*Problem*
Only the lines from the one bearing "Convert this document image to plain text." to the final line should be transcribed, exactly and with both ends included. Pictures are to be left out.

↓

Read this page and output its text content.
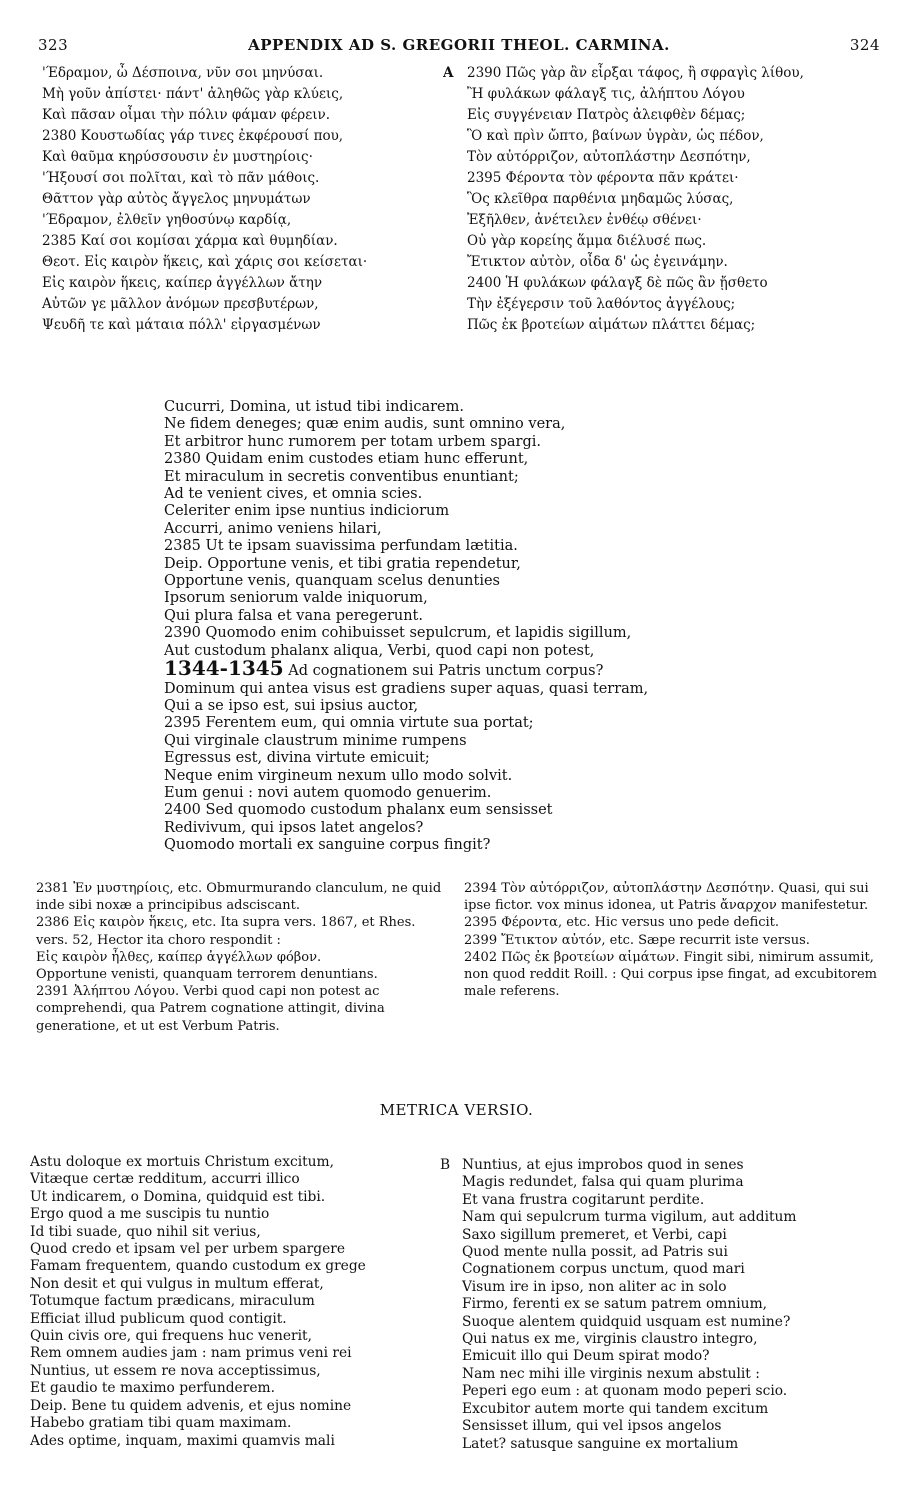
323	APPENDIX AD S. GREGORII THEOL. CARMINA.	324
'Έδραμον, ὦ Δέσποινα, νῦν σοι μηνύσαι.
Μὴ γοῦν ἀπίστει· πάντ' ἀληθῶς γὰρ κλύεις,
Καὶ πᾶσαν οἶμαι τὴν πόλιν φάμαν φέρειν.
2380 Κουστωδίας γάρ τινες ἐκφέρουσί που,
Καὶ θαῦμα κηρύσσουσιν ἐν μυστηρίοις·
'Ήξουσί σοι πολῖται, καὶ τὸ πᾶν μάθοις.
Θᾶττον γὰρ αὐτὸς ἄγγελος μηνυμάτων
'Έδραμον, ἐλθεῖν γηθοσύνῳ καρδίᾳ,
2385 Καί σοι κομίσαι χάρμα καὶ θυμηδίαν.
Θεοτ. Εἰς καιρὸν ἥκεις, καὶ χάρις σοι κείσεται·
Εἰς καιρὸν ἥκεις, καίπερ ἀγγέλλων ἄτην
Αὐτῶν γε μᾶλλον ἀνόμων πρεσβυτέρων,
Ψευδῆ τε καὶ μάταια πόλλ' εἰργασμένων
A 2390 Πῶς γὰρ ἂν εἶρξαι τάφος, ἢ σφραγὶς λίθου,
Ἢ φυλάκων φάλαγξ τις, ἀλήπτου Λόγου
Εἰς συγγένειαν Πατρὸς ἀλειφθὲν δέμας;
Ὃ καὶ πρὶν ὤπτο, βαίνων ὑγρὰν, ὡς πέδον,
Τὸν αὐτόρριζον, αὐτοπλάστην Δεσπότην,
2395 Φέροντα τὸν φέροντα πᾶν κράτει·
Ὃς κλεῖθρα παρθένια μηδαμῶς λύσας,
Ἐξῆλθεν, ἀνέτειλεν ἐνθέῳ σθένει·
Οὐ γὰρ κορείης ἅμμα διέλυσέ πως.
Ἔτικτον αὐτὸν, οἶδα δ' ὡς ἐγεινάμην.
2400 Ἡ φυλάκων φάλαγξ δὲ πῶς ἂν ᾔσθετο
Τὴν ἐξέγερσιν τοῦ λαθόντος ἀγγέλους;
Πῶς ἐκ βροτείων αἱμάτων πλάττει δέμας;
Cucurri, Domina, ut istud tibi indicarem.
Ne fidem deneges; quæ enim audis, sunt omnino vera,
Et arbitror hunc rumorem per totam urbem spargi.
2380 Quidam enim custodes etiam hunc efferunt,
Et miraculum in secretis conventibus enuntiant;
Ad te venient cives, et omnia scies.
Celeriter enim ipse nuntius indiciorum
Accurri, animo veniens hilari,
2385 Ut te ipsam suavissima perfundam lætitia.
Deip. Opportune venis, et tibi gratia rependetur,
Opportune venis, quanquam scelus denunties
Ipsorum seniorum valde iniquorum,
Qui plura falsa et vana peregerunt.
2390 Quomodo enim cohibuisset sepulcrum, et lapidis sigillum,
Aut custodum phalanx aliqua, Verbi, quod capi non potest,
1344-1345 Ad cognationem sui Patris unctum corpus?
Dominum qui antea visus est gradiens super aquas, quasi terram,
Qui a se ipso est, sui ipsius auctor,
2395 Ferentem eum, qui omnia virtute sua portat;
Qui virginale claustrum minime rumpens
Egressus est, divina virtute emicuit;
Neque enim virgineum nexum ullo modo solvit.
Eum genui : novi autem quomodo genuerim.
2400 Sed quomodo custodum phalanx eum sensisset
Redivivum, qui ipsos latet angelos?
Quomodo mortali ex sanguine corpus fingit?
2381 Ἐν μυστηρίοις, etc. Obmurmurando clanculum, ne quid inde sibi noxæ a principibus adsciscant.
2386 Εἰς καιρὸν ἥκεις, etc. Ita supra vers. 1867, et Rhes. vers. 52, Hector ita choro respondit :
Εἰς καιρὸν ἦλθες, καίπερ ἀγγέλλων φόβον.
Opportune venisti, quanquam terrorem denuntians.
2391 Ἀλήπτου Λόγου. Verbi quod capi non potest ac comprehendi, qua Patrem cognatione attingit, divina generatione, et ut est Verbum Patris.
2394 Τὸν αὐτόρριζον, αὐτοπλάστην Δεσπότην. Quasi, qui sui ipse fictor. vox minus idonea, ut Patris ἄναρχον manifestetur.
2395 Φέροντα, etc. Hic versus uno pede deficit.
2399 Ἔτικτον αὐτόν, etc. Sæpe recurrit iste versus.
2402 Πῶς ἐκ βροτείων αἱμάτων. Fingit sibi, nimirum assumit, non quod reddit Roill. : Qui corpus ipse fingat, ad excubitorem male referens.
METRICA VERSIO.
Astu doloque ex mortuis Christum excitum,
Vitæque certæ redditum, accurri illico
Ut indicarem, o Domina, quidquid est tibi.
Ergo quod a me suscipis tu nuntio
Id tibi suade, quo nihil sit verius,
Quod credo et ipsam vel per urbem spargere
Famam frequentem, quando custodum ex grege
Non desit et qui vulgus in multum efferat,
Totumque factum prædicans, miraculum
Efficiat illud publicum quod contigit.
Quin civis ore, qui frequens huc venerit,
Rem omnem audies jam : nam primus veni rei
Nuntius, ut essem re nova acceptissimus,
Et gaudio te maximo perfunderem.
Deip. Bene tu quidem advenis, et ejus nomine
Habebo gratiam tibi quam maximam.
Ades optime, inquam, maximi quamvis mali
B Nuntius, at ejus improbos quod in senes
Magis redundet, falsa qui quam plurima
Et vana frustra cogitarunt perdite.
Nam qui sepulcrum turma vigilum, aut additum
Saxo sigillum premeret, et Verbi, capi
Quod mente nulla possit, ad Patris sui
Cognationem corpus unctum, quod mari
Visum ire in ipso, non aliter ac in solo
Firmo, ferenti ex se satum patrem omnium,
Suoque alentem quidquid usquam est numine?
Qui natus ex me, virginis claustro integro,
Emicuit illo qui Deum spirat modo?
Nam nec mihi ille virginis nexum abstulit :
Peperi ego eum : at quonam modo peperi scio.
Excubitor autem morte qui tandem excitum
Sensisset illum, qui vel ipsos angelos
Latet? satusque sanguine ex mortalium
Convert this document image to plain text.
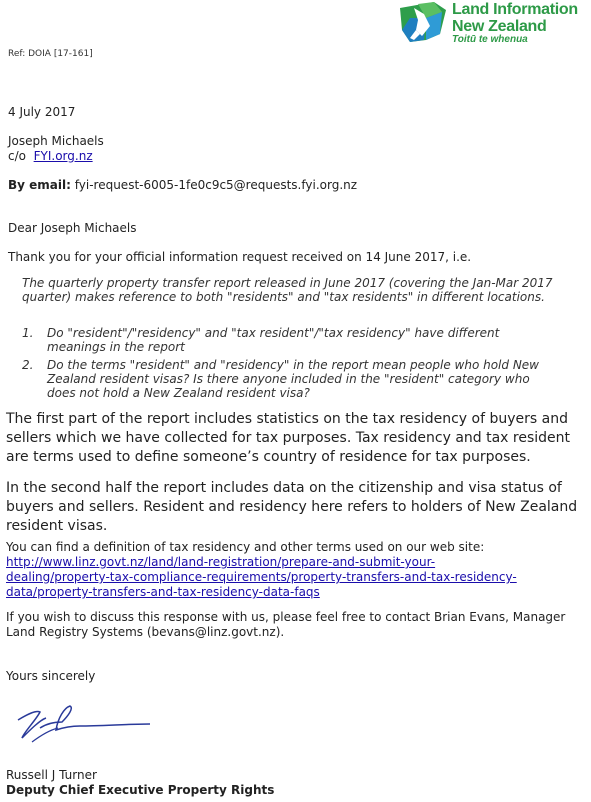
Land Information
New Zealand
Toitū te whenua
Ref: DOIA [17-161]
4 July 2017
Joseph Michaels
c/o FYI.org.nz
By email: fyi-request-6005-1fe0c9c5@requests.fyi.org.nz
Dear Joseph Michaels
Thank you for your official information request received on 14 June 2017, i.e.
The quarterly property transfer report released in June 2017 (covering the Jan-Mar 2017 quarter) makes reference to both "residents" and "tax residents" in different locations.
1.	Do "resident"/"residency" and "tax resident"/"tax residency" have different meanings in the report
2.	Do the terms "resident" and "residency" in the report mean people who hold New Zealand resident visas? Is there anyone included in the "resident" category who does not hold a New Zealand resident visa?
The first part of the report includes statistics on the tax residency of buyers and sellers which we have collected for tax purposes. Tax residency and tax resident are terms used to define someone’s country of residence for tax purposes.
In the second half the report includes data on the citizenship and visa status of buyers and sellers. Resident and residency here refers to holders of New Zealand resident visas.
You can find a definition of tax residency and other terms used on our web site:
http://www.linz.govt.nz/land/land-registration/prepare-and-submit-your-
dealing/property-tax-compliance-requirements/property-transfers-and-tax-residency-
data/property-transfers-and-tax-residency-data-faqs
If you wish to discuss this response with us, please feel free to contact Brian Evans, Manager Land Registry Systems (bevans@linz.govt.nz).
Yours sincerely
Russell J Turner
Deputy Chief Executive Property Rights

↑

*Solution*
Convert this document image to plain text.
Land Information
New Zealand
Toitū te whenua
Ref: DOIA [17-161]
4 July 2017
Joseph Michaels
c/o FYI.org.nz
By email: fyi-request-6005-1fe0c9c5@requests.fyi.org.nz
Dear Joseph Michaels
Thank you for your official information request received on 14 June 2017, i.e.
The quarterly property transfer report released in June 2017 (covering the Jan-Mar 2017 quarter) makes reference to both "residents" and "tax residents" in different locations.
1.	Do "resident"/"residency" and "tax resident"/"tax residency" have different meanings in the report
2.	Do the terms "resident" and "residency" in the report mean people who hold New Zealand resident visas? Is there anyone included in the "resident" category who does not hold a New Zealand resident visa?
The first part of the report includes statistics on the tax residency of buyers and sellers which we have collected for tax purposes. Tax residency and tax resident are terms used to define someone’s country of residence for tax purposes.
In the second half the report includes data on the citizenship and visa status of buyers and sellers. Resident and residency here refers to holders of New Zealand resident visas.
You can find a definition of tax residency and other terms used on our web site:
http://www.linz.govt.nz/land/land-registration/prepare-and-submit-your-
dealing/property-tax-compliance-requirements/property-transfers-and-tax-residency-
data/property-transfers-and-tax-residency-data-faqs
If you wish to discuss this response with us, please feel free to contact Brian Evans, Manager Land Registry Systems (bevans@linz.govt.nz).
Yours sincerely
Russell J Turner
Deputy Chief Executive Property Rights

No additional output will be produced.